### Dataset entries
------
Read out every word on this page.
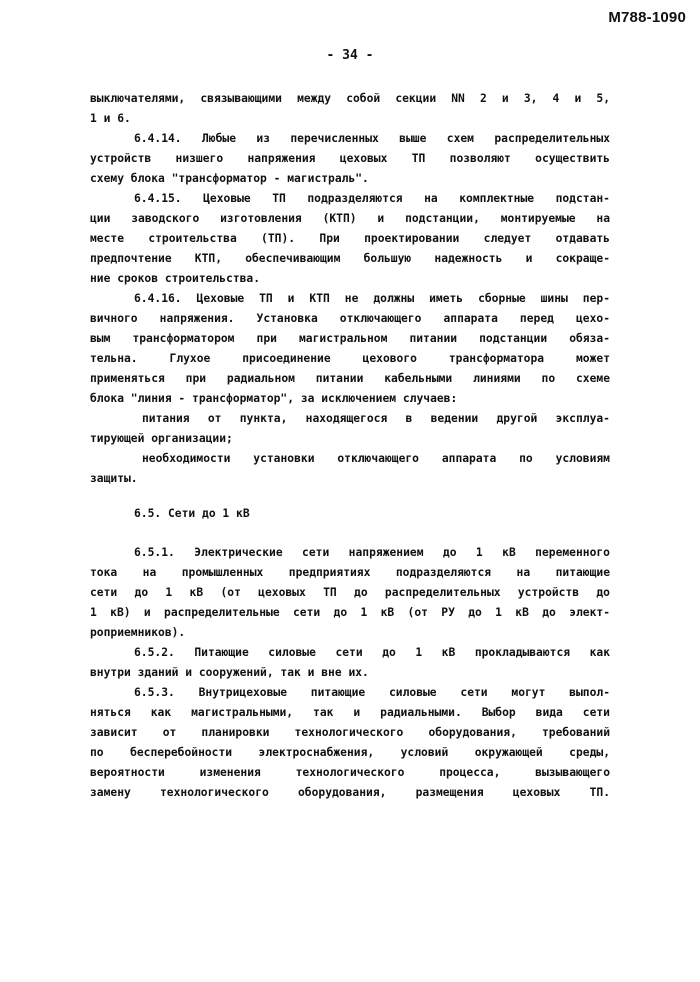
M788-1090
- 34 -
выключателями, связывающими между собой секции NN 2 и 3, 4 и 5,
1 и 6.
6.4.14. Любые из перечисленных выше схем распределительных
устройств низшего напряжения цеховых ТП позволяют осуществить
схему блока "трансформатор - магистраль".
6.4.15. Цеховые ТП подразделяются на комплектные подстан-
ции заводского изготовления (КТП) и подстанции, монтируемые на
месте строительства (ТП). При проектировании следует отдавать
предпочтение КТП, обеспечивающим большую надежность и сокраще-
ние сроков строительства.
6.4.16. Цеховые ТП и КТП не должны иметь сборные шины пер-
вичного напряжения. Установка отключающего аппарата перед цехо-
вым трансформатором при магистральном питании подстанции обяза-
тельна. Глухое присоединение цехового трансформатора может
применяться при радиальном питании кабельными линиями по схеме
блока "линия - трансформатор", за исключением случаев:
питания от пункта, находящегося в ведении другой эксплуа-
тирующей организации;
необходимости установки отключающего аппарата по условиям
защиты.
6.5. Сети до 1 кВ
6.5.1. Электрические сети напряжением до 1 кВ переменного
тока на промышленных предприятиях подразделяются на питающие
сети до 1 кВ (от цеховых ТП до распределительных устройств до
1 кВ) и распределительные сети до 1 кВ (от РУ до 1 кВ до элект-
роприемников).
6.5.2. Питающие силовые сети до 1 кВ прокладываются как
внутри зданий и сооружений, так и вне их.
6.5.3. Внутрицеховые питающие силовые сети могут выпол-
няться как магистральными, так и радиальными. Выбор вида сети
зависит от планировки технологического оборудования, требований
по бесперебойности электроснабжения, условий окружающей среды,
вероятности изменения технологического процесса, вызывающего
замену технологического оборудования, размещения цеховых ТП.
------
### What to do
Copy all of the entries verbatim, leaving out any pictures they contain.

### Answer for the task
Read out every word on this page.
M788-1090
- 34 -
выключателями, связывающими между собой секции NN 2 и 3, 4 и 5,
1 и 6.
6.4.14. Любые из перечисленных выше схем распределительных
устройств низшего напряжения цеховых ТП позволяют осуществить
схему блока "трансформатор - магистраль".
6.4.15. Цеховые ТП подразделяются на комплектные подстан-
ции заводского изготовления (КТП) и подстанции, монтируемые на
месте строительства (ТП). При проектировании следует отдавать
предпочтение КТП, обеспечивающим большую надежность и сокраще-
ние сроков строительства.
6.4.16. Цеховые ТП и КТП не должны иметь сборные шины пер-
вичного напряжения. Установка отключающего аппарата перед цехо-
вым трансформатором при магистральном питании подстанции обяза-
тельна. Глухое присоединение цехового трансформатора может
применяться при радиальном питании кабельными линиями по схеме
блока "линия - трансформатор", за исключением случаев:
питания от пункта, находящегося в ведении другой эксплуа-
тирующей организации;
необходимости установки отключающего аппарата по условиям
защиты.
6.5. Сети до 1 кВ
6.5.1. Электрические сети напряжением до 1 кВ переменного
тока на промышленных предприятиях подразделяются на питающие
сети до 1 кВ (от цеховых ТП до распределительных устройств до
1 кВ) и распределительные сети до 1 кВ (от РУ до 1 кВ до элект-
роприемников).
6.5.2. Питающие силовые сети до 1 кВ прокладываются как
внутри зданий и сооружений, так и вне их.
6.5.3. Внутрицеховые питающие силовые сети могут выпол-
няться как магистральными, так и радиальными. Выбор вида сети
зависит от планировки технологического оборудования, требований
по бесперебойности электроснабжения, условий окружающей среды,
вероятности изменения технологического процесса, вызывающего
замену технологического оборудования, размещения цеховых ТП.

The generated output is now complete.